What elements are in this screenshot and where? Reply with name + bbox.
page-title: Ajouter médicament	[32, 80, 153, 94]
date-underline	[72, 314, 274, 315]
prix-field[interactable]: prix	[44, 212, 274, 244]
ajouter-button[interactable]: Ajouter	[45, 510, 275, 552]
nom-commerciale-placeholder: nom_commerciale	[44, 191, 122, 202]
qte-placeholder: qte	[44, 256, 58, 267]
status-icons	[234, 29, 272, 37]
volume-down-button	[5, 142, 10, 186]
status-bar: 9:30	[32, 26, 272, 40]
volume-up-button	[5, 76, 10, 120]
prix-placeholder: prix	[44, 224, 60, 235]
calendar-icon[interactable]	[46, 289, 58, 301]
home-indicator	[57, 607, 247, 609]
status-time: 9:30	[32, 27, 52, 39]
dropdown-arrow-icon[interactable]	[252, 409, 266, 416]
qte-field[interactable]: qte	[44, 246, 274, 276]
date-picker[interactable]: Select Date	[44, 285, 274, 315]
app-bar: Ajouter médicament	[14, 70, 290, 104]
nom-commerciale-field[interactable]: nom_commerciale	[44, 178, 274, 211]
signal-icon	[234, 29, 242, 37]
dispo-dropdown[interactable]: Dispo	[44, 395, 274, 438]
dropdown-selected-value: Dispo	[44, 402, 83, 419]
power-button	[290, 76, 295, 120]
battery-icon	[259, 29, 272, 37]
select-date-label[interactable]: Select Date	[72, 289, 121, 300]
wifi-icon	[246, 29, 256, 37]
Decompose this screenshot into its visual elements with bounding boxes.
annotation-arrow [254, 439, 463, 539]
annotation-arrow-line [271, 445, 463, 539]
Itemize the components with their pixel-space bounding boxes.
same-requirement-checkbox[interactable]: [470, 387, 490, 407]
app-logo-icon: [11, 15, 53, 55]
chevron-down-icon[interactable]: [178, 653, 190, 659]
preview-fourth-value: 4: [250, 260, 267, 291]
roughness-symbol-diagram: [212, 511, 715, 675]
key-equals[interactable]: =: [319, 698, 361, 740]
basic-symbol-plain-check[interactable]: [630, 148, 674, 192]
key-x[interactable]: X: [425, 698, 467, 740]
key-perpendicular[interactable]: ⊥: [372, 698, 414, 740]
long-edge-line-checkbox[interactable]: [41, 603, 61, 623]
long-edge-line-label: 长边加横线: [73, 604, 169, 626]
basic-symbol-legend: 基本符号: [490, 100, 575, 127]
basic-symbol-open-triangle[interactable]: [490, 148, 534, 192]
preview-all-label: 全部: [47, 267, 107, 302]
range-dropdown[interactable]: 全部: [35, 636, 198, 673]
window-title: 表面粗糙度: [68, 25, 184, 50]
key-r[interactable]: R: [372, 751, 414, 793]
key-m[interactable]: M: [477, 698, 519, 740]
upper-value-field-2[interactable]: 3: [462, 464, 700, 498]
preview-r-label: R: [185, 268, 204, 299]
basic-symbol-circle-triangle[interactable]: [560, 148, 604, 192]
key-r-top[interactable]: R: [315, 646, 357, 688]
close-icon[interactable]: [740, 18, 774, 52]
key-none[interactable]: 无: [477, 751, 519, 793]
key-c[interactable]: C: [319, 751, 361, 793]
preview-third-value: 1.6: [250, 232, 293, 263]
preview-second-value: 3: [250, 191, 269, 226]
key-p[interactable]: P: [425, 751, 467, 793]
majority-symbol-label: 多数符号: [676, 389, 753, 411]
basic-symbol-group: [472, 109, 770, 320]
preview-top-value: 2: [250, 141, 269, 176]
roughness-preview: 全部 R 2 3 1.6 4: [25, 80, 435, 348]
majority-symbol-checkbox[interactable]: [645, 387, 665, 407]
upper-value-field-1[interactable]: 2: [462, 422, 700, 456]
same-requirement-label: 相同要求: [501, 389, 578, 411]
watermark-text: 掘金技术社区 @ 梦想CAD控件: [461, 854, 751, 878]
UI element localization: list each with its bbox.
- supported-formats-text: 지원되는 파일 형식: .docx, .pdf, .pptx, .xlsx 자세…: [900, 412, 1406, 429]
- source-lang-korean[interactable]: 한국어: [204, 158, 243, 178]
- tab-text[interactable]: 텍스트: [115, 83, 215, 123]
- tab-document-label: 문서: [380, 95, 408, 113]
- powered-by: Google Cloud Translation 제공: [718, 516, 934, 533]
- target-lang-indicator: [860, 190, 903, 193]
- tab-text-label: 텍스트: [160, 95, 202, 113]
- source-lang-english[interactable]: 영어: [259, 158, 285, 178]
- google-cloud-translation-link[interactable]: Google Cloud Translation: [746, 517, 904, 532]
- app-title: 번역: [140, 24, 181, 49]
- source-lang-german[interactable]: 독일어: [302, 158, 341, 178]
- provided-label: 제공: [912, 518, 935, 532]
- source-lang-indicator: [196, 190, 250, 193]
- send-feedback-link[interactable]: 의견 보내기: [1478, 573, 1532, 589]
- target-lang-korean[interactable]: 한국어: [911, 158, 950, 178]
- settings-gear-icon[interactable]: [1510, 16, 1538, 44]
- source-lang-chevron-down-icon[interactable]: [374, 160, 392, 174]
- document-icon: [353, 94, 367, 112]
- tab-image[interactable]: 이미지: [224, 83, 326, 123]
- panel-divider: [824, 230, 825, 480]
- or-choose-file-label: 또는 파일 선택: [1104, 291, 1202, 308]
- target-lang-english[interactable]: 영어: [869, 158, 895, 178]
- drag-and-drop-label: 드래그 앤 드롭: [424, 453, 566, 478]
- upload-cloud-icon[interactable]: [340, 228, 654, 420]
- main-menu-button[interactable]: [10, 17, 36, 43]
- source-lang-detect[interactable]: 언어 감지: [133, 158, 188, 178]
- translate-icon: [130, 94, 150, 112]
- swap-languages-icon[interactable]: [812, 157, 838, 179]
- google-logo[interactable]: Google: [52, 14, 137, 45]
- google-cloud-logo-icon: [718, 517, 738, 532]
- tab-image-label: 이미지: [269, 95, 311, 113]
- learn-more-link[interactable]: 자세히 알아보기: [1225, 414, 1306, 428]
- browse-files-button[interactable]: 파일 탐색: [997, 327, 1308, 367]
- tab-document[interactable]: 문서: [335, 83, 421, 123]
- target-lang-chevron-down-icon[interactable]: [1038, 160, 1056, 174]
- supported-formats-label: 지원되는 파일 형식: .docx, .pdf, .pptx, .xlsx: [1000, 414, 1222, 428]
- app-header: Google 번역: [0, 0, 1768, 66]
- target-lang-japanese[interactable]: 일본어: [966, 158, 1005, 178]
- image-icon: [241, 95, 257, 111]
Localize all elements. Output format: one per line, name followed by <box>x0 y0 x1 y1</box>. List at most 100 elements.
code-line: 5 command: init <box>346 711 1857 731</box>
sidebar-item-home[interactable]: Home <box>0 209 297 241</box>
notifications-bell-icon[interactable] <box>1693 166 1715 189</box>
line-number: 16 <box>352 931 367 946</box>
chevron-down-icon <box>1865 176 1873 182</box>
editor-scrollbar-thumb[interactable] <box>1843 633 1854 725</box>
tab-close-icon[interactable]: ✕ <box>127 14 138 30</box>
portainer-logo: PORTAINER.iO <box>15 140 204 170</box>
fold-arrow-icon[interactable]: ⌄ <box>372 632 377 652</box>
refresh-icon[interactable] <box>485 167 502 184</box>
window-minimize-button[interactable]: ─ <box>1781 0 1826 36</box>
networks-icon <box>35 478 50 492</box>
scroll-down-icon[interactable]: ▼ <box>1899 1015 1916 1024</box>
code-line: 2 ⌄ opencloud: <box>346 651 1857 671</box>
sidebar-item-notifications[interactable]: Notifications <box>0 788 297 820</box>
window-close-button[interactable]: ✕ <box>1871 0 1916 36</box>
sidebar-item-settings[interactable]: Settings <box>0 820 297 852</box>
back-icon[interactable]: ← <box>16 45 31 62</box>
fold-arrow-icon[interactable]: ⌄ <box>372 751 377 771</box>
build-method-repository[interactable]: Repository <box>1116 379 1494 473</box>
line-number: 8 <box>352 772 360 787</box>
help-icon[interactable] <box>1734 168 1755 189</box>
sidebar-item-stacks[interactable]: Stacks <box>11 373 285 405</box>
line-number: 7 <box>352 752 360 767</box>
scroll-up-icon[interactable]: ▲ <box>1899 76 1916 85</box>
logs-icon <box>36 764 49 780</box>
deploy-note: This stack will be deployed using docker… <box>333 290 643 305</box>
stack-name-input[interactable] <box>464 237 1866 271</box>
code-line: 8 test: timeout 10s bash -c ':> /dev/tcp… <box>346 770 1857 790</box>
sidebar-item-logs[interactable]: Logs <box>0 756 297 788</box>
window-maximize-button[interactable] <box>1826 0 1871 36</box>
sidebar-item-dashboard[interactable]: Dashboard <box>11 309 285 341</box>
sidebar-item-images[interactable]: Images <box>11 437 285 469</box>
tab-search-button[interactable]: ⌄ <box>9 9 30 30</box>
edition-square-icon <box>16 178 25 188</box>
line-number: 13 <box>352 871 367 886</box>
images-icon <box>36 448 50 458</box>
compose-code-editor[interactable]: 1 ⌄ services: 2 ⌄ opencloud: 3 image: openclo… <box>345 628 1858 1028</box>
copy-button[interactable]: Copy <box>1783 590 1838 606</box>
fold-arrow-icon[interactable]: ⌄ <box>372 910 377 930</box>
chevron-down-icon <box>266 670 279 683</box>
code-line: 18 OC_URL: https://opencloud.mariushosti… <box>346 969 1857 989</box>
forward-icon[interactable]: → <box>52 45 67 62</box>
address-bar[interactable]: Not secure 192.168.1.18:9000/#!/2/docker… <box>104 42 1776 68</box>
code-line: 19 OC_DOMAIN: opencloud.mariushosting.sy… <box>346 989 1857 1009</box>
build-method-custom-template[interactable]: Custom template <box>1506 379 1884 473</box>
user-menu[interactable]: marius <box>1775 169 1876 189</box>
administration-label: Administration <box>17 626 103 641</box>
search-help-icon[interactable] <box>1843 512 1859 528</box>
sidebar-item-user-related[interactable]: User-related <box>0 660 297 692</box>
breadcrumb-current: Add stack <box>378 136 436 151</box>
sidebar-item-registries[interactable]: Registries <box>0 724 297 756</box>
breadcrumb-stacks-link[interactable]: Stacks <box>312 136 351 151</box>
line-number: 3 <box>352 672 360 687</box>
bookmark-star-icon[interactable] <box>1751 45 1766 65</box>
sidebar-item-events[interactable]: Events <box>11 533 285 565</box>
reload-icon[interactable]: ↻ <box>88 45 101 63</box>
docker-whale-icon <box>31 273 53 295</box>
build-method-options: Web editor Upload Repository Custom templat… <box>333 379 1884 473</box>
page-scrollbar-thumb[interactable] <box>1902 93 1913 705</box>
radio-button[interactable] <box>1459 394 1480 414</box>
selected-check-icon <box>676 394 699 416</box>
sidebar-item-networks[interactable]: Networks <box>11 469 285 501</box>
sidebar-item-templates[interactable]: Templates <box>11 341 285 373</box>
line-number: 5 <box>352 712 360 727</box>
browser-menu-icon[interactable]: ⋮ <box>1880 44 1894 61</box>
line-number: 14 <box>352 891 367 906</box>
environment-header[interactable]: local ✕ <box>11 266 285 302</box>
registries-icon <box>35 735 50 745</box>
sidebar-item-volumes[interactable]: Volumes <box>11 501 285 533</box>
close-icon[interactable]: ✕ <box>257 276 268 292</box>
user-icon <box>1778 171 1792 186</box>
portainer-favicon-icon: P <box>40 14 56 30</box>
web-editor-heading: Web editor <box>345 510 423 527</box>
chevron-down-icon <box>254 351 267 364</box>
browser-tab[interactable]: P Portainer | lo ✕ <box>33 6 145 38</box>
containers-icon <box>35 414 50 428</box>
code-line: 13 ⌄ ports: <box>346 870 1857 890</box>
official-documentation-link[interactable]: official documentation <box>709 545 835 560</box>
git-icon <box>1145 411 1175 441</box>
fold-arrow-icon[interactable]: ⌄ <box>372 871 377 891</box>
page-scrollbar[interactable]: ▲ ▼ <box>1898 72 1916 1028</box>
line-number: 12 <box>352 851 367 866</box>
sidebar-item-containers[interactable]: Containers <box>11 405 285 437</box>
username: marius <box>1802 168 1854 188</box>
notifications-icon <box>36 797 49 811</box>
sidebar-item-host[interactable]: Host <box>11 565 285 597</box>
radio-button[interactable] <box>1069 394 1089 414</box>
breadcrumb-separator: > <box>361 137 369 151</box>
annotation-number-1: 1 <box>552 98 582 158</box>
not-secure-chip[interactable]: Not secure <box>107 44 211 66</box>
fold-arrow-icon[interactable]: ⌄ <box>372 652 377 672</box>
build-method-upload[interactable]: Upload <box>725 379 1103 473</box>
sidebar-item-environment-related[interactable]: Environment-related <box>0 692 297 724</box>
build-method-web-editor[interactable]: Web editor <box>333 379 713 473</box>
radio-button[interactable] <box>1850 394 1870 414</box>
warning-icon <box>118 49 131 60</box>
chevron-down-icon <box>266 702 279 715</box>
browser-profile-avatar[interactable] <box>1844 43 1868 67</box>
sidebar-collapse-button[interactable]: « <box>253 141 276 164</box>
══════════════════════════════
Reproduce the material unchanged from its first line through the line containing "Decompose this screenshot", including that line.

What elements are in this screenshot and where? Reply with name + bbox.
page-title: Ajouter médicament	[32, 80, 153, 94]
date-underline	[72, 314, 274, 315]
prix-field[interactable]: prix	[44, 212, 274, 244]
ajouter-button[interactable]: Ajouter	[45, 510, 275, 552]
nom-commerciale-placeholder: nom_commerciale	[44, 191, 122, 202]
qte-placeholder: qte	[44, 256, 58, 267]
status-icons	[234, 29, 272, 37]
volume-down-button	[5, 142, 10, 186]
status-bar: 9:30	[32, 26, 272, 40]
volume-up-button	[5, 76, 10, 120]
prix-placeholder: prix	[44, 224, 60, 235]
calendar-icon[interactable]	[46, 289, 58, 301]
home-indicator	[57, 607, 247, 609]
status-time: 9:30	[32, 27, 52, 39]
dropdown-arrow-icon[interactable]	[252, 409, 266, 416]
qte-field[interactable]: qte	[44, 246, 274, 276]
date-picker[interactable]: Select Date	[44, 285, 274, 315]
app-bar: Ajouter médicament	[14, 70, 290, 104]
nom-commerciale-field[interactable]: nom_commerciale	[44, 178, 274, 211]
signal-icon	[234, 29, 242, 37]
dispo-dropdown[interactable]: Dispo	[44, 395, 274, 438]
dropdown-selected-value: Dispo	[44, 402, 83, 419]
power-button	[290, 76, 295, 120]
battery-icon	[259, 29, 272, 37]
select-date-label[interactable]: Select Date	[72, 289, 121, 300]
wifi-icon	[246, 29, 256, 37]
Decompose this screenshot into its visual elements with bounding boxes.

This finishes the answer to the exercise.